** START Data provided **

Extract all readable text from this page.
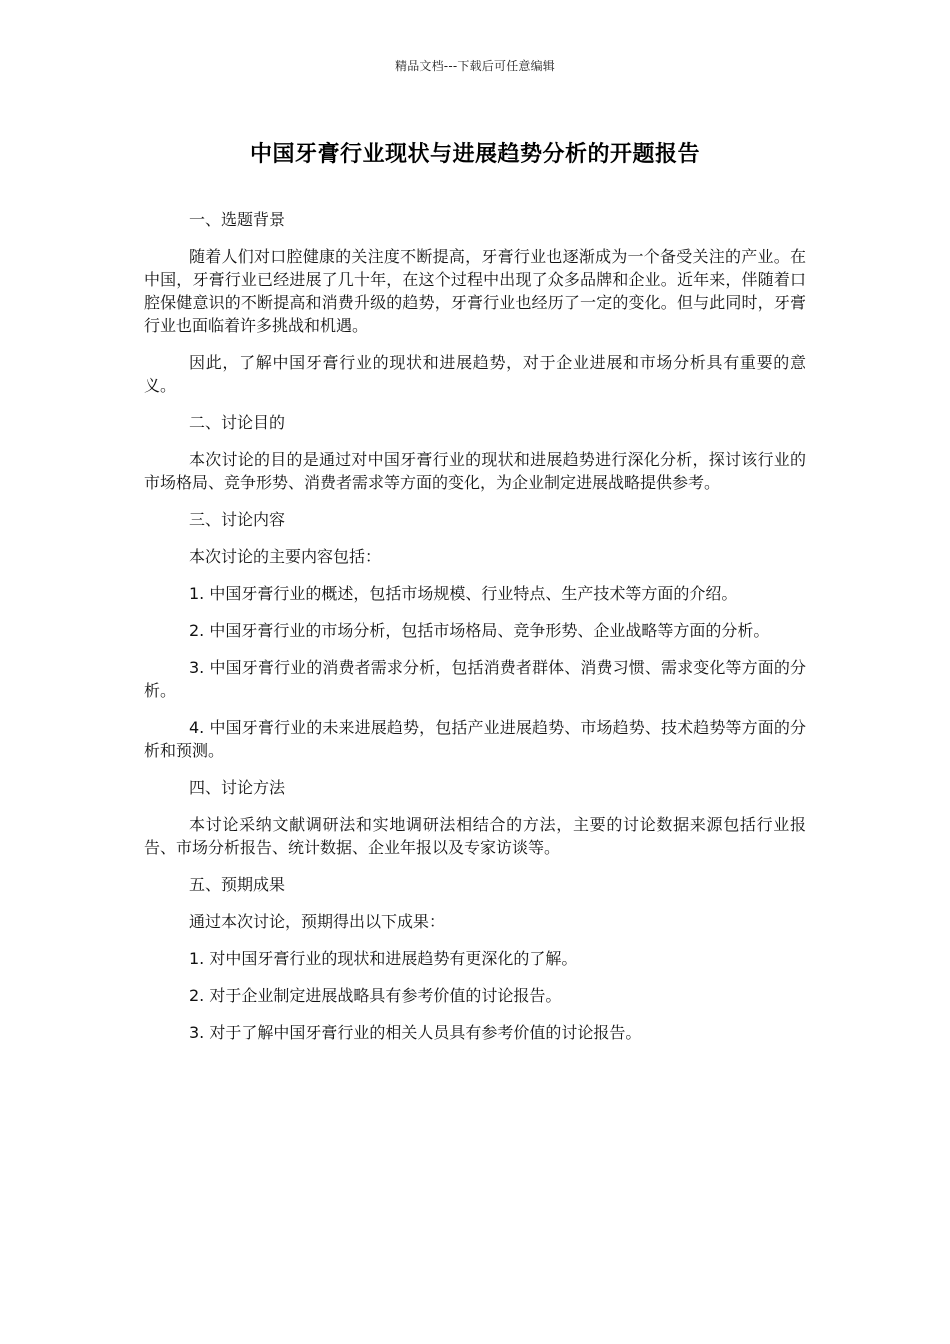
精品文档---下载后可任意编辑
中国牙膏行业现状与进展趋势分析的开题报告

一、选题背景

随着人们对口腔健康的关注度不断提高，牙膏行业也逐渐成为一个备受关注的产业。在中国，牙膏行业已经进展了几十年，在这个过程中出现了众多品牌和企业。近年来，伴随着口腔保健意识的不断提高和消费升级的趋势，牙膏行业也经历了一定的变化。但与此同时，牙膏行业也面临着许多挑战和机遇。

因此，了解中国牙膏行业的现状和进展趋势，对于企业进展和市场分析具有重要的意义。

二、讨论目的

本次讨论的目的是通过对中国牙膏行业的现状和进展趋势进行深化分析，探讨该行业的市场格局、竞争形势、消费者需求等方面的变化，为企业制定进展战略提供参考。

三、讨论内容

本次讨论的主要内容包括：

1. 中国牙膏行业的概述，包括市场规模、行业特点、生产技术等方面的介绍。

2. 中国牙膏行业的市场分析，包括市场格局、竞争形势、企业战略等方面的分析。

3. 中国牙膏行业的消费者需求分析，包括消费者群体、消费习惯、需求变化等方面的分析。

4. 中国牙膏行业的未来进展趋势，包括产业进展趋势、市场趋势、技术趋势等方面的分析和预测。

四、讨论方法

本讨论采纳文献调研法和实地调研法相结合的方法，主要的讨论数据来源包括行业报告、市场分析报告、统计数据、企业年报以及专家访谈等。

五、预期成果

通过本次讨论，预期得出以下成果：

1. 对中国牙膏行业的现状和进展趋势有更深化的了解。

2. 对于企业制定进展战略具有参考价值的讨论报告。

3. 对于了解中国牙膏行业的相关人员具有参考价值的讨论报告。
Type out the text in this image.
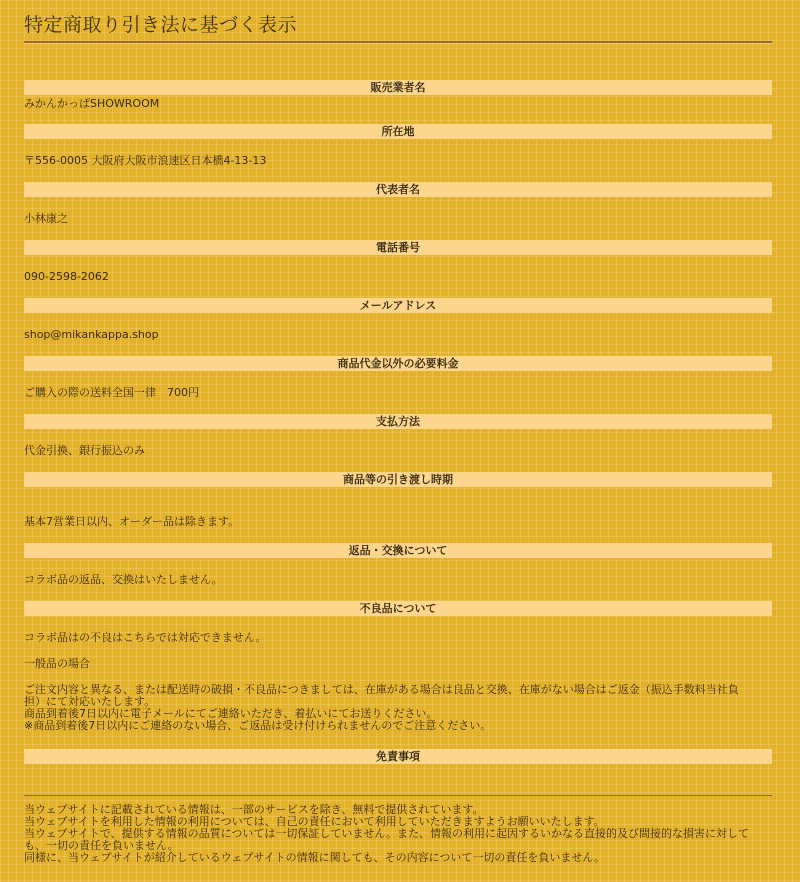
特定商取り引き法に基づく表示
販売業者名
みかんかっぱSHOWROOM
所在地
〒556-0005 大阪府大阪市浪速区日本橋4-13-13
代表者名
小林康之
電話番号
090-2598-2062
メールアドレス
shop@mikankappa.shop
商品代金以外の必要料金
ご購入の際の送料全国一律　700円
支払方法
代金引換、銀行振込のみ
商品等の引き渡し時期
基本7営業日以内、オーダー品は除きます。
返品・交換について
コラボ品の返品、交換はいたしません。
不良品について
コラボ品はの不良はこちらでは対応できません。
一般品の場合
ご注文内容と異なる、または配送時の破損・不良品につきましては、在庫がある場合は良品と交換、在庫がない場合はご返金（振込手数料当社負
担）にて対応いたします。
商品到着後7日以内に電子メールにてご連絡いただき、着払いにてお送りください。
※商品到着後7日以内にご連絡のない場合、ご返品は受け付けられませんのでご注意ください。
免責事項
当ウェブサイトに記載されている情報は、一部のサービスを除き、無料で提供されています。
当ウェブサイトを利用した情報の利用については、自己の責任において利用していただきますようお願いいたします。
当ウェブサイトで、提供する情報の品質については一切保証していません。また、情報の利用に起因するいかなる直接的及び間接的な損害に対して
も、一切の責任を負いません。
同様に、当ウェブサイトが紹介しているウェブサイトの情報に関しても、その内容について一切の責任を負いません。
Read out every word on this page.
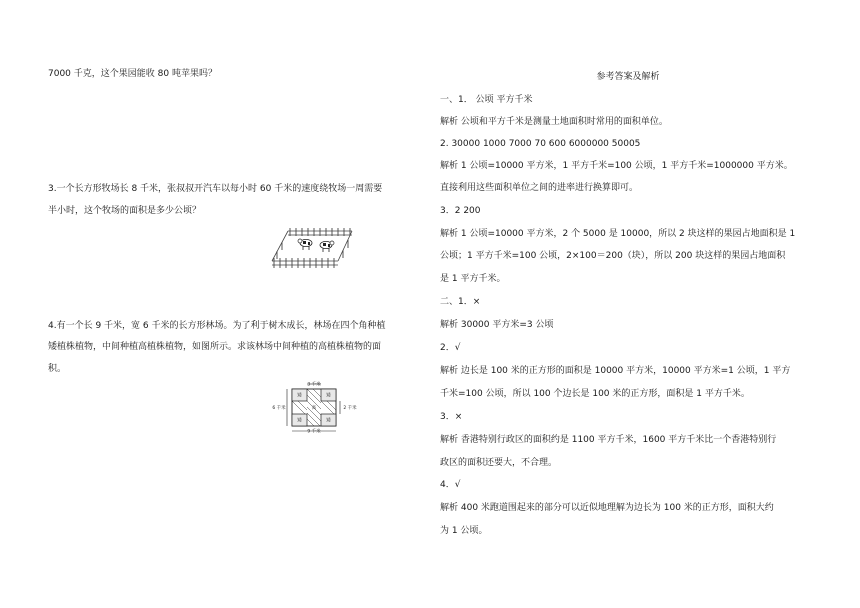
7000 千克，这个果园能收 80 吨苹果吗？
3.一个长方形牧场长 8 千米，张叔叔开汽车以每小时 60 千米的速度绕牧场一周需要
半小时，这个牧场的面积是多少公顷？
4.有一个长 9 千米，宽 6 千米的长方形林场。为了利于树木成长，林场在四个角种植
矮植株植物，中间种植高植株植物，如图所示。求该林场中间种植的高植株植物的面
积。
3 千米
矮	矮
矮	矮
高
6 千米	2 千米
9 千米
参考答案及解析
一、1． 公顷 平方千米
解析 公顷和平方千米是测量土地面积时常用的面积单位。
2. 30000 1000 7000 70 600 6000000 50005
解析 1 公顷=10000 平方米，1 平方千米=100 公顷，1 平方千米=1000000 平方米。
直接利用这些面积单位之间的进率进行换算即可。
3．2 200
解析 1 公顷=10000 平方米，2 个 5000 是 10000，所以 2 块这样的果园占地面积是 1
公顷；1 平方千米=100 公顷，2×100＝200（块），所以 200 块这样的果园占地面积
是 1 平方千米。
二、1．×
解析 30000 平方米=3 公顷
2．√
解析 边长是 100 米的正方形的面积是 10000 平方米，10000 平方米=1 公顷，1 平方
千米=100 公顷，所以 100 个边长是 100 米的正方形，面积是 1 平方千米。
3．×
解析 香港特别行政区的面积约是 1100 平方千米，1600 平方千米比一个香港特别行
政区的面积还要大，不合理。
4．√
解析 400 米跑道围起来的部分可以近似地理解为边长为 100 米的正方形，面积大约
为 1 公顷。
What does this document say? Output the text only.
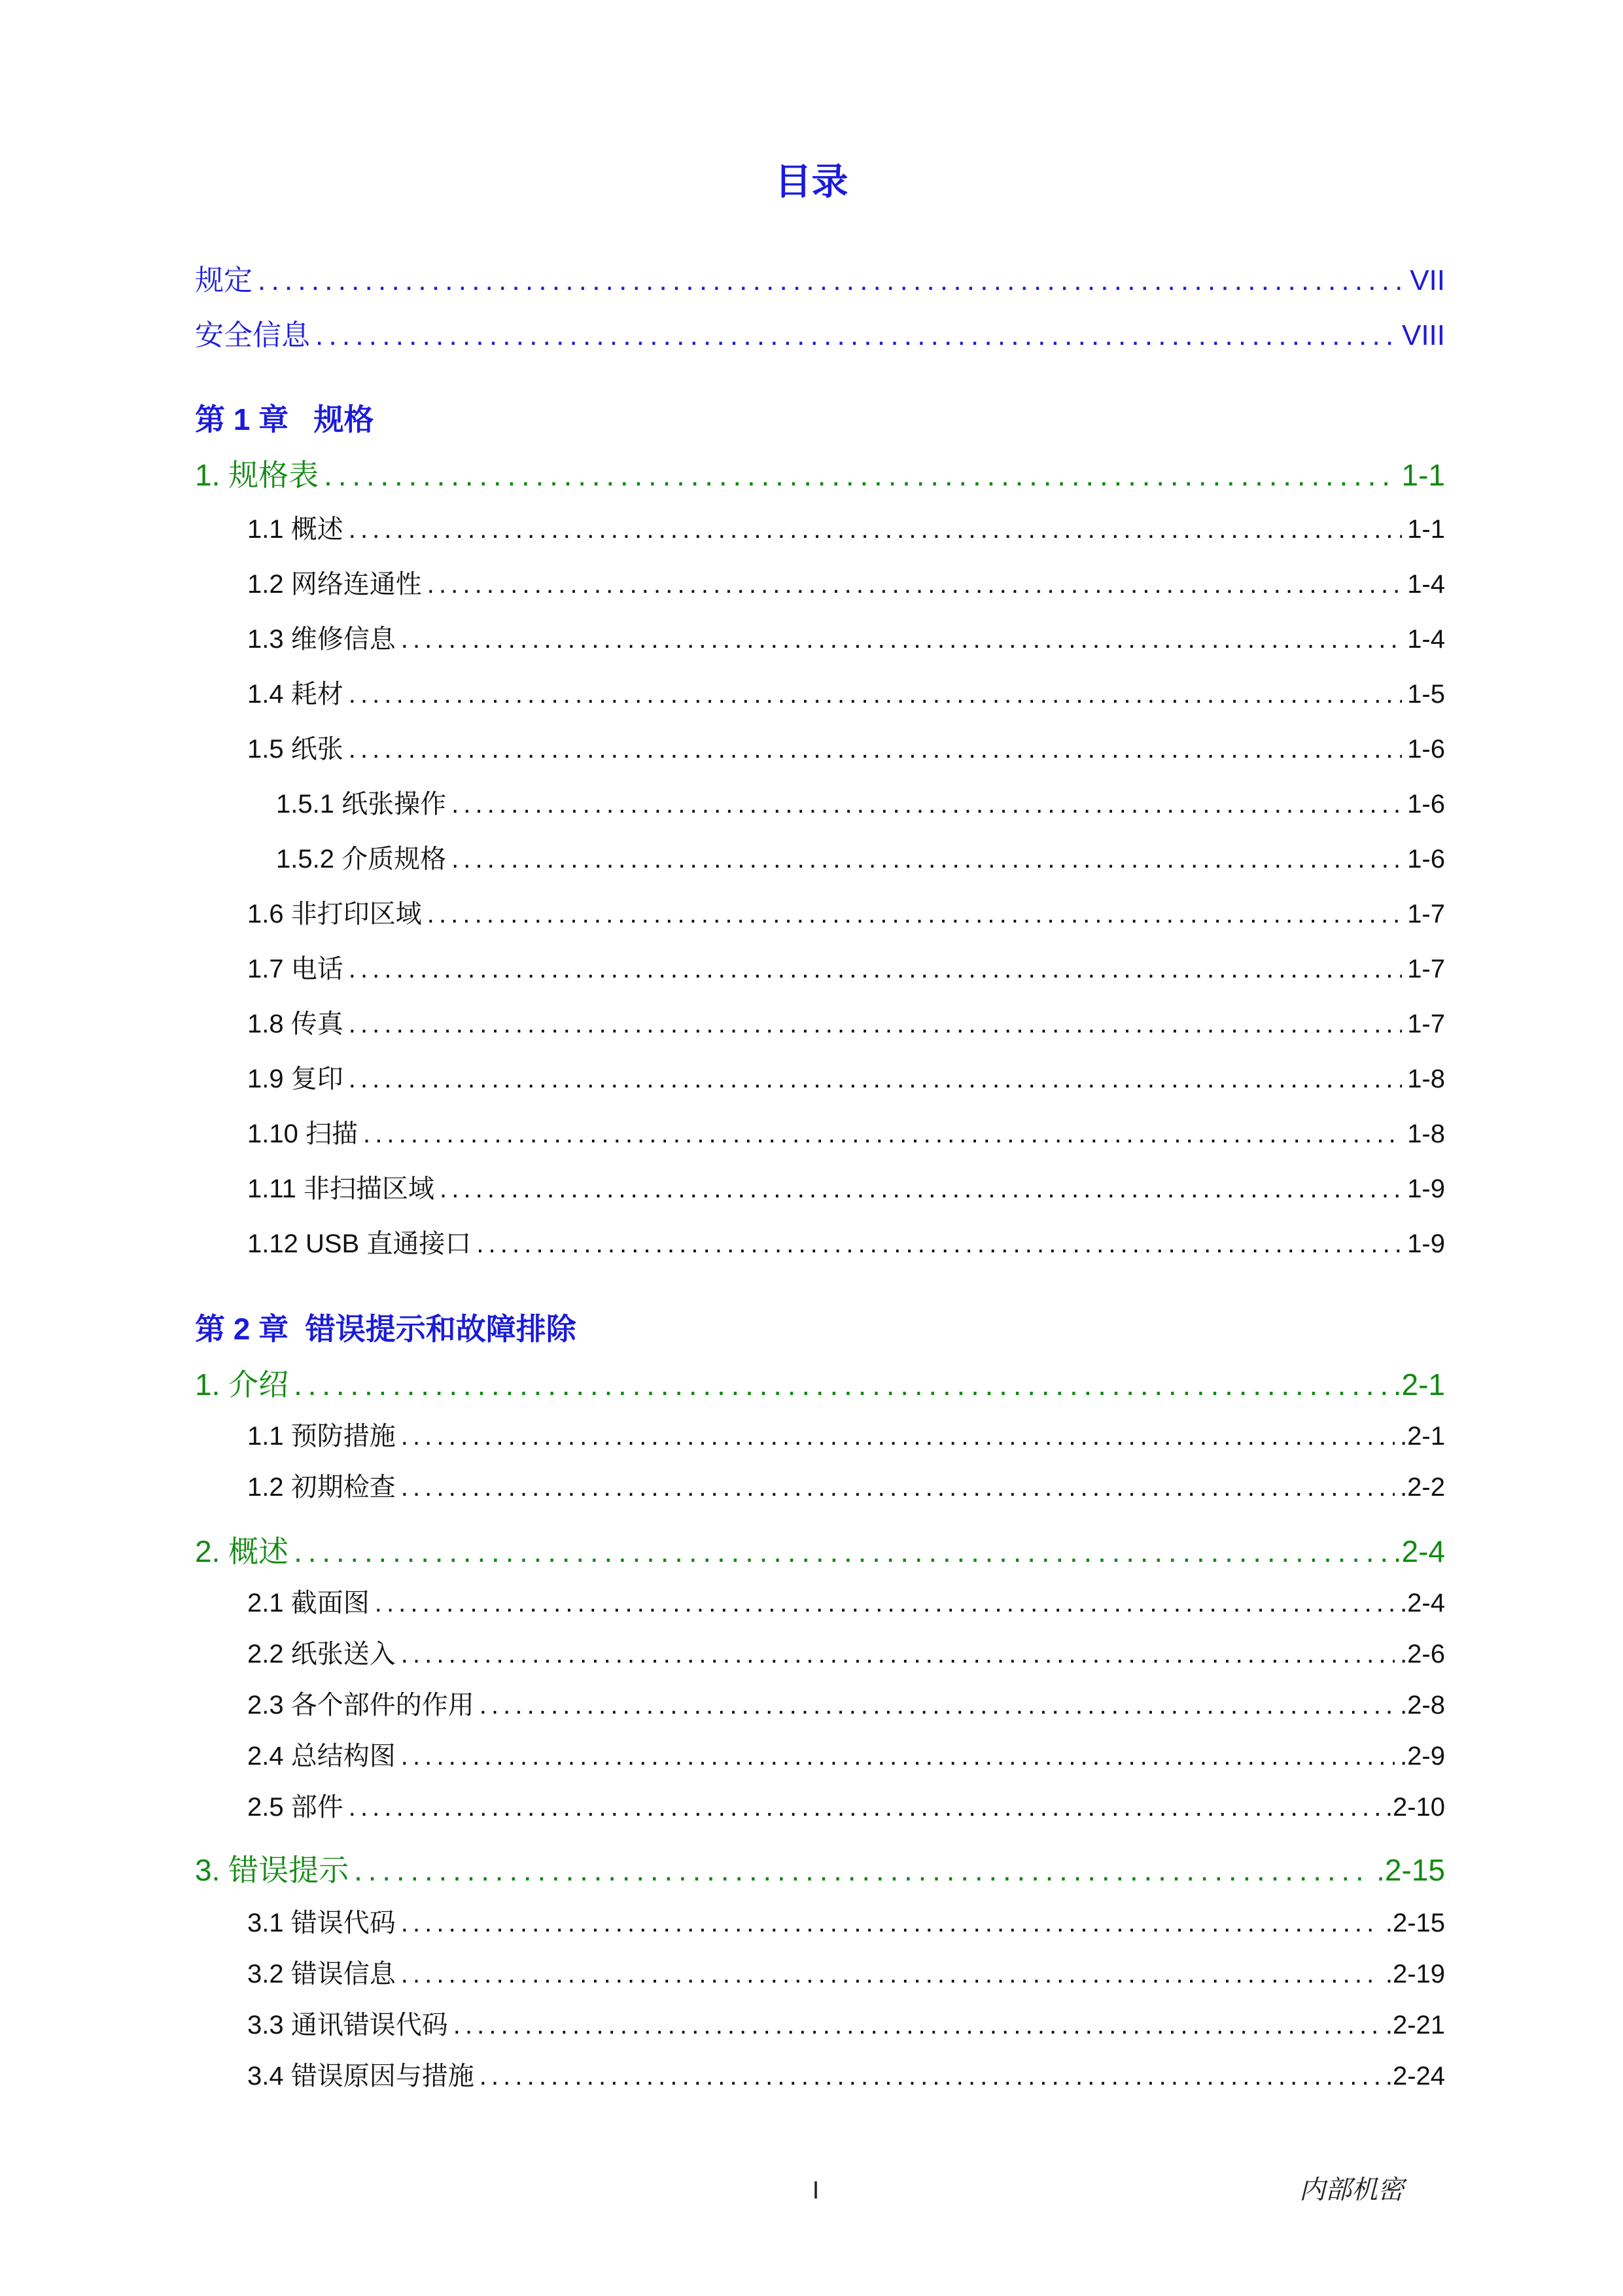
目录
规定 . . .	VII
安全信息 . . .	VIII
第 1 章   规格
1. 规格表 . . .	1-1
1.1 概述 . . .	1-1
1.2 网络连通性 . . .	1-4
1.3 维修信息 . . .	1-4
1.4 耗材 . . .	1-5
1.5 纸张 . . .	1-6
1.5.1 纸张操作 . . .	1-6
1.5.2 介质规格 . . .	1-6
1.6 非打印区域 . . .	1-7
1.7 电话 . . .	1-7
1.8 传真 . . .	1-7
1.9 复印 . . .	1-8
1.10 扫描 . . .	1-8
1.11 非扫描区域 . . .	1-9
1.12 USB 直通接口 . . .	1-9
第 2 章  错误提示和故障排除
1. 介绍 . . .	.2-1
1.1 预防措施 . . .	.2-1
1.2 初期检查 . . .	.2-2
2. 概述 . . .	.2-4
2.1 截面图 . . .	.2-4
2.2 纸张送入 . . .	.2-6
2.3 各个部件的作用 . . .	.2-8
2.4 总结构图 . . .	.2-9
2.5 部件 . . .	.2-10
3. 错误提示 . . .	.2-15
3.1 错误代码 . . .	.2-15
3.2 错误信息 . . .	.2-19
3.3 通讯错误代码 . . .	.2-21
3.4 错误原因与措施 . . .	.2-24
I	内部机密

** END Data provided **

• **Stated exercise**
Give every line above again exactly, with no pictures.

• **Final result**
Extract all readable text from this page.
精品文档---下载后可任意编辑
中国牙膏行业现状与进展趋势分析的开题报告

一、选题背景

随着人们对口腔健康的关注度不断提高，牙膏行业也逐渐成为一个备受关注的产业。在中国，牙膏行业已经进展了几十年，在这个过程中出现了众多品牌和企业。近年来，伴随着口腔保健意识的不断提高和消费升级的趋势，牙膏行业也经历了一定的变化。但与此同时，牙膏行业也面临着许多挑战和机遇。

因此，了解中国牙膏行业的现状和进展趋势，对于企业进展和市场分析具有重要的意义。

二、讨论目的

本次讨论的目的是通过对中国牙膏行业的现状和进展趋势进行深化分析，探讨该行业的市场格局、竞争形势、消费者需求等方面的变化，为企业制定进展战略提供参考。

三、讨论内容

本次讨论的主要内容包括：

1. 中国牙膏行业的概述，包括市场规模、行业特点、生产技术等方面的介绍。

2. 中国牙膏行业的市场分析，包括市场格局、竞争形势、企业战略等方面的分析。

3. 中国牙膏行业的消费者需求分析，包括消费者群体、消费习惯、需求变化等方面的分析。

4. 中国牙膏行业的未来进展趋势，包括产业进展趋势、市场趋势、技术趋势等方面的分析和预测。

四、讨论方法

本讨论采纳文献调研法和实地调研法相结合的方法，主要的讨论数据来源包括行业报告、市场分析报告、统计数据、企业年报以及专家访谈等。

五、预期成果

通过本次讨论，预期得出以下成果：

1. 对中国牙膏行业的现状和进展趋势有更深化的了解。

2. 对于企业制定进展战略具有参考价值的讨论报告。

3. 对于了解中国牙膏行业的相关人员具有参考价值的讨论报告。
Type out the text in this image.
特定商取り引き法に基づく表示
販売業者名
みかんかっぱSHOWROOM
所在地
〒556-0005 大阪府大阪市浪速区日本橋4-13-13
代表者名
小林康之
電話番号
090-2598-2062
メールアドレス
shop@mikankappa.shop
商品代金以外の必要料金
ご購入の際の送料全国一律　700円
支払方法
代金引換、銀行振込のみ
商品等の引き渡し時期
基本7営業日以内、オーダー品は除きます。
返品・交換について
コラボ品の返品、交換はいたしません。
不良品について
コラボ品はの不良はこちらでは対応できません。
一般品の場合
ご注文内容と異なる、または配送時の破損・不良品につきましては、在庫がある場合は良品と交換、在庫がない場合はご返金（振込手数料当社負
担）にて対応いたします。
商品到着後7日以内に電子メールにてご連絡いただき、着払いにてお送りください。
※商品到着後7日以内にご連絡のない場合、ご返品は受け付けられませんのでご注意ください。
免責事項
当ウェブサイトに記載されている情報は、一部のサービスを除き、無料で提供されています。
当ウェブサイトを利用した情報の利用については、自己の責任において利用していただきますようお願いいたします。
当ウェブサイトで、提供する情報の品質については一切保証していません。また、情報の利用に起因するいかなる直接的及び間接的な損害に対して
も、一切の責任を負いません。
同様に、当ウェブサイトが紹介しているウェブサイトの情報に関しても、その内容について一切の責任を負いません。
Read out every word on this page.
7000 千克，这个果园能收 80 吨苹果吗？
3.一个长方形牧场长 8 千米，张叔叔开汽车以每小时 60 千米的速度绕牧场一周需要
半小时，这个牧场的面积是多少公顷？
4.有一个长 9 千米，宽 6 千米的长方形林场。为了利于树木成长，林场在四个角种植
矮植株植物，中间种植高植株植物，如图所示。求该林场中间种植的高植株植物的面
积。
3 千米
矮	矮
矮	矮
高
6 千米	2 千米
9 千米
参考答案及解析
一、1． 公顷 平方千米
解析 公顷和平方千米是测量土地面积时常用的面积单位。
2. 30000 1000 7000 70 600 6000000 50005
解析 1 公顷=10000 平方米，1 平方千米=100 公顷，1 平方千米=1000000 平方米。
直接利用这些面积单位之间的进率进行换算即可。
3．2 200
解析 1 公顷=10000 平方米，2 个 5000 是 10000，所以 2 块这样的果园占地面积是 1
公顷；1 平方千米=100 公顷，2×100＝200（块），所以 200 块这样的果园占地面积
是 1 平方千米。
二、1．×
解析 30000 平方米=3 公顷
2．√
解析 边长是 100 米的正方形的面积是 10000 平方米，10000 平方米=1 公顷，1 平方
千米=100 公顷，所以 100 个边长是 100 米的正方形，面积是 1 平方千米。
3．×
解析 香港特别行政区的面积约是 1100 平方千米，1600 平方千米比一个香港特别行
政区的面积还要大，不合理。
4．√
解析 400 米跑道围起来的部分可以近似地理解为边长为 100 米的正方形，面积大约
为 1 公顷。
What does this document say? Output the text only.
目录
规定 . . .	VII
安全信息 . . .	VIII
第 1 章   规格
1. 规格表 . . .	1-1
1.1 概述 . . .	1-1
1.2 网络连通性 . . .	1-4
1.3 维修信息 . . .	1-4
1.4 耗材 . . .	1-5
1.5 纸张 . . .	1-6
1.5.1 纸张操作 . . .	1-6
1.5.2 介质规格 . . .	1-6
1.6 非打印区域 . . .	1-7
1.7 电话 . . .	1-7
1.8 传真 . . .	1-7
1.9 复印 . . .	1-8
1.10 扫描 . . .	1-8
1.11 非扫描区域 . . .	1-9
1.12 USB 直通接口 . . .	1-9
第 2 章  错误提示和故障排除
1. 介绍 . . .	.2-1
1.1 预防措施 . . .	.2-1
1.2 初期检查 . . .	.2-2
2. 概述 . . .	.2-4
2.1 截面图 . . .	.2-4
2.2 纸张送入 . . .	.2-6
2.3 各个部件的作用 . . .	.2-8
2.4 总结构图 . . .	.2-9
2.5 部件 . . .	.2-10
3. 错误提示 . . .	.2-15
3.1 错误代码 . . .	.2-15
3.2 错误信息 . . .	.2-19
3.3 通讯错误代码 . . .	.2-21
3.4 错误原因与措施 . . .	.2-24
I	内部机密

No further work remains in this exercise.